#### What you have to do:
Pull out every line below that contains the word "ylabel".
**** Rows
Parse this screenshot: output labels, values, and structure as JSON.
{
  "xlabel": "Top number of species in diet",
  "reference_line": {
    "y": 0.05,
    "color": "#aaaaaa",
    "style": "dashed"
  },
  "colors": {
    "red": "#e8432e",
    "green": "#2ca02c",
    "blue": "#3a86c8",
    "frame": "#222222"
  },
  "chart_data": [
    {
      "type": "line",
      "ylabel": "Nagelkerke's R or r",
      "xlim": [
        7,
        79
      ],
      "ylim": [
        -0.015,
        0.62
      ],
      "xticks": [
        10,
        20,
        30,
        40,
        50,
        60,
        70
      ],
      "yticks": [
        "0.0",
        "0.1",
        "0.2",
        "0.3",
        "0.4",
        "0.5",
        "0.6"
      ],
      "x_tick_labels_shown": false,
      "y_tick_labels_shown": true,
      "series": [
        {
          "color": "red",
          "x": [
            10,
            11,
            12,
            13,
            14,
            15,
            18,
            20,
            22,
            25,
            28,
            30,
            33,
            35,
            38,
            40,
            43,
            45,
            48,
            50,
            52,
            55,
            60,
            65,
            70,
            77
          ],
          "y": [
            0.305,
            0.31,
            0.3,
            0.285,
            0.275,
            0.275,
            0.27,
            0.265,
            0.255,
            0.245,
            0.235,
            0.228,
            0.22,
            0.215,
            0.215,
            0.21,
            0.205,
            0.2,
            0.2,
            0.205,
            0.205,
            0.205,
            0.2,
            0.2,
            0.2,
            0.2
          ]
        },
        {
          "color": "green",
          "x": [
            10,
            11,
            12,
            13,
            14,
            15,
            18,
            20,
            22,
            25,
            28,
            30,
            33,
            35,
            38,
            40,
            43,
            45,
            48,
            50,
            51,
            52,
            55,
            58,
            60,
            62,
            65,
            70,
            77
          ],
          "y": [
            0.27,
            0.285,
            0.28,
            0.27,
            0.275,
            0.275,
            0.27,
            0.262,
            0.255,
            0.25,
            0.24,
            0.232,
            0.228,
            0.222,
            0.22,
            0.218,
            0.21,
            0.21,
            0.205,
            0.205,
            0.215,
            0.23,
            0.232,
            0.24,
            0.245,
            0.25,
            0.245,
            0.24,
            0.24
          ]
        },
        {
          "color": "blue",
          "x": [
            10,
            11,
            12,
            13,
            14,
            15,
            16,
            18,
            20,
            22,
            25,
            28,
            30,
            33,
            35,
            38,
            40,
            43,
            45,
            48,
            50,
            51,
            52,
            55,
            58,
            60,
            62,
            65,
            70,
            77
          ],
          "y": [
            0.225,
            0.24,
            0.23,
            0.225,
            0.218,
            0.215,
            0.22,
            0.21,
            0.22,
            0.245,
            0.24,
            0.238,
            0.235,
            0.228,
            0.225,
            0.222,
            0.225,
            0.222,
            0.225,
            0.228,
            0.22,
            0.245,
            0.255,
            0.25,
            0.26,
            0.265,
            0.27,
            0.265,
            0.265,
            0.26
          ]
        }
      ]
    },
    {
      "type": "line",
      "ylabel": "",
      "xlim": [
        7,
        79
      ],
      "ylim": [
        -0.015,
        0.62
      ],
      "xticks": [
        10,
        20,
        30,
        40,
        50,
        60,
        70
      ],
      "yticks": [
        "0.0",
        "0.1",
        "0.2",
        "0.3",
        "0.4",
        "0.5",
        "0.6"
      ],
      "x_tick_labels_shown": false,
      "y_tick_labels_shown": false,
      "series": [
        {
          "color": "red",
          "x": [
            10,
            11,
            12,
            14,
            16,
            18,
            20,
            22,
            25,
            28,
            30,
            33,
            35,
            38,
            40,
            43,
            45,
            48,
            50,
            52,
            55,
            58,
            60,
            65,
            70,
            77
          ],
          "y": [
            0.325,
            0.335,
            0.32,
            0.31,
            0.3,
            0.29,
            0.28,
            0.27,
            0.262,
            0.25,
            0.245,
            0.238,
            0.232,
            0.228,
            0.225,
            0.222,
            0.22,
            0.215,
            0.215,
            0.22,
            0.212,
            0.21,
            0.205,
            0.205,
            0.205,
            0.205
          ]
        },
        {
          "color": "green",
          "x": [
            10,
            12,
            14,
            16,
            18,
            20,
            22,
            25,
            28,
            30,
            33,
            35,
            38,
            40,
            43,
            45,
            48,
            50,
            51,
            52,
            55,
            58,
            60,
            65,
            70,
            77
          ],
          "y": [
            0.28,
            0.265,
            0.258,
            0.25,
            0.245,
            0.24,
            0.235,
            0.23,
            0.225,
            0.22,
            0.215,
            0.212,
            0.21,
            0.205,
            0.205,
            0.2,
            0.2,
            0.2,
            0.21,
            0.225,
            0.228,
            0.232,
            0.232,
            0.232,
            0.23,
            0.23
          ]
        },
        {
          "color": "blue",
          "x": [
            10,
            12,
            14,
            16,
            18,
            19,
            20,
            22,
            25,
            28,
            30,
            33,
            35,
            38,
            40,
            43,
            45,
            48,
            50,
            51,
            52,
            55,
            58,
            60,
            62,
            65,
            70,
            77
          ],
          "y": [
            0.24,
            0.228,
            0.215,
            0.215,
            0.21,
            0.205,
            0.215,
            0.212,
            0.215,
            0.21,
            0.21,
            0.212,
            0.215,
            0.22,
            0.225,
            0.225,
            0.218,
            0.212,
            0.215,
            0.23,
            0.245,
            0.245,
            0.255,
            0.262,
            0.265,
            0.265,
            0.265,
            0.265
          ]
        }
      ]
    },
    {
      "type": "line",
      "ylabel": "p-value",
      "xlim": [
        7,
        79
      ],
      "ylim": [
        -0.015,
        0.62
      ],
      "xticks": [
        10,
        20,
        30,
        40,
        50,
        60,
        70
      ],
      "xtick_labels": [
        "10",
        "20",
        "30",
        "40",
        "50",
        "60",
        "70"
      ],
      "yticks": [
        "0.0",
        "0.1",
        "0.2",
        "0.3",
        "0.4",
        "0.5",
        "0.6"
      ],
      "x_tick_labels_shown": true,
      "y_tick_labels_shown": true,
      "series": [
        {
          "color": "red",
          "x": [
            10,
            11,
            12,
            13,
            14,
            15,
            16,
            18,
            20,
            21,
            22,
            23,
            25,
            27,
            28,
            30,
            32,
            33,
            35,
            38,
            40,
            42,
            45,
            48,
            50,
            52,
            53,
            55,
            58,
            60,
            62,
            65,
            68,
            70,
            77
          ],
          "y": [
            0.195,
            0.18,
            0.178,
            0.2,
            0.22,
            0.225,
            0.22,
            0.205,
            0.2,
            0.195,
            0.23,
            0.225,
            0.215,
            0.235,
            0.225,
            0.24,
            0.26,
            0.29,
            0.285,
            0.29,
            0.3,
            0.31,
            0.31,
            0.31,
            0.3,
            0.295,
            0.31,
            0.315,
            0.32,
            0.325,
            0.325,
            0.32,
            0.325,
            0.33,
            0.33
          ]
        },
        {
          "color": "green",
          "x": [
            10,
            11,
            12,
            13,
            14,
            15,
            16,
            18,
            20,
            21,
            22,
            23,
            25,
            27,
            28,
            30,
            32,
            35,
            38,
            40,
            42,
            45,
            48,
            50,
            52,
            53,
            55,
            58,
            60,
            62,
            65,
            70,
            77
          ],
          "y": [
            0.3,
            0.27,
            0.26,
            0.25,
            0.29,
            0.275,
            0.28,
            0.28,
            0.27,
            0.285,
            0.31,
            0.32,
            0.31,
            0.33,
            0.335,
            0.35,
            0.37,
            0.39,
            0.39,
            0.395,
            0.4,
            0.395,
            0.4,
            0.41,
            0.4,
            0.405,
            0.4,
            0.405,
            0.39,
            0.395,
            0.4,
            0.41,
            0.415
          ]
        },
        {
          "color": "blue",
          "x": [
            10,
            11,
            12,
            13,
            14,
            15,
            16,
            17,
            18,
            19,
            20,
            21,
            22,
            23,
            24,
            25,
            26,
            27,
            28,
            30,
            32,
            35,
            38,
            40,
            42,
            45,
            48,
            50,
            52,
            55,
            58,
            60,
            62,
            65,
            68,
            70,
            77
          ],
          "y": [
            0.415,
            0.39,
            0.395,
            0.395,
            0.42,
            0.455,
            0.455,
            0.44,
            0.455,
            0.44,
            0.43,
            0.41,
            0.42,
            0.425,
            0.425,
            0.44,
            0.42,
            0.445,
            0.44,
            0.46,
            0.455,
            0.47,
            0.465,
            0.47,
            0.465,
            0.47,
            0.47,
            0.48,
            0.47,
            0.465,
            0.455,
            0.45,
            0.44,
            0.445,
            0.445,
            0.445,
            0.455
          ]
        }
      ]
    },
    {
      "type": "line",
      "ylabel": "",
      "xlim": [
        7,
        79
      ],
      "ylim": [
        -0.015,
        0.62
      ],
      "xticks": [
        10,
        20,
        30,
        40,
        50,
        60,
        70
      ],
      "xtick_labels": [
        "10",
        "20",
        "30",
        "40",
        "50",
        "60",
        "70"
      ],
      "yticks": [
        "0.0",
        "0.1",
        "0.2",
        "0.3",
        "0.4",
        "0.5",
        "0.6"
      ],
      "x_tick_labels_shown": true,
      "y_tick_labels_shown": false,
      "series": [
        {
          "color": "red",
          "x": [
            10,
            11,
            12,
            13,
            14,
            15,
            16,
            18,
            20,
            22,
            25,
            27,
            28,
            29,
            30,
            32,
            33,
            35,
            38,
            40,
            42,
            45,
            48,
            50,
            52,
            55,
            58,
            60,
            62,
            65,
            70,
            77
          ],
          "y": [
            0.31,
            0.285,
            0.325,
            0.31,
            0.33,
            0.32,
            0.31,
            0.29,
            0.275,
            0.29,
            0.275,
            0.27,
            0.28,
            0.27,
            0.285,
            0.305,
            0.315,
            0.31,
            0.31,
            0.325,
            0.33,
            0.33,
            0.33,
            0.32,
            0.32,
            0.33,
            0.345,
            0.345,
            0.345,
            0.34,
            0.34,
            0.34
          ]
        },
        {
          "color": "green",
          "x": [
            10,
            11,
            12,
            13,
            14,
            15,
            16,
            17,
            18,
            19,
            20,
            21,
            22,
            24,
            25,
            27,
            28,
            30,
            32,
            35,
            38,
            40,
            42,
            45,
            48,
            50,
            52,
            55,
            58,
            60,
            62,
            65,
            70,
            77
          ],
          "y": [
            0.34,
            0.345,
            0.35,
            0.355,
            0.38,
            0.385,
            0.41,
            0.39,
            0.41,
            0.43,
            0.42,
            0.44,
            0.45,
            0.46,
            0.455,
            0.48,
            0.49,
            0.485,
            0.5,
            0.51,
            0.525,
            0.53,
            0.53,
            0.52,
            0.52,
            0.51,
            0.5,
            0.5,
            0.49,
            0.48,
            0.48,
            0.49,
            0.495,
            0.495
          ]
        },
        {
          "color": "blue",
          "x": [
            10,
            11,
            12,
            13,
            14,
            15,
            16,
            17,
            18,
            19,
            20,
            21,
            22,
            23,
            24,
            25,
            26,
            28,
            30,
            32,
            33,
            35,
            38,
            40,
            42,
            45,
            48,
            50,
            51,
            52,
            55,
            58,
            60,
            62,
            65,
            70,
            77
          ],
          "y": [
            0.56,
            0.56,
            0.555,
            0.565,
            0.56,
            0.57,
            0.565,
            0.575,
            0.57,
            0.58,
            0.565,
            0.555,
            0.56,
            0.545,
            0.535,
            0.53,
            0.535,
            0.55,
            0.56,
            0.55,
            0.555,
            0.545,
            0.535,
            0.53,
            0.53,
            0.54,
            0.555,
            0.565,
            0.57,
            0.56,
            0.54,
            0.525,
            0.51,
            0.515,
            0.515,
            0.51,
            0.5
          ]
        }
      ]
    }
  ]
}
********
#### Result for this task:
      "ylabel": "Nagelkerke's R or r",
      "ylabel": "",
      "ylabel": "p-value",
      "ylabel": "",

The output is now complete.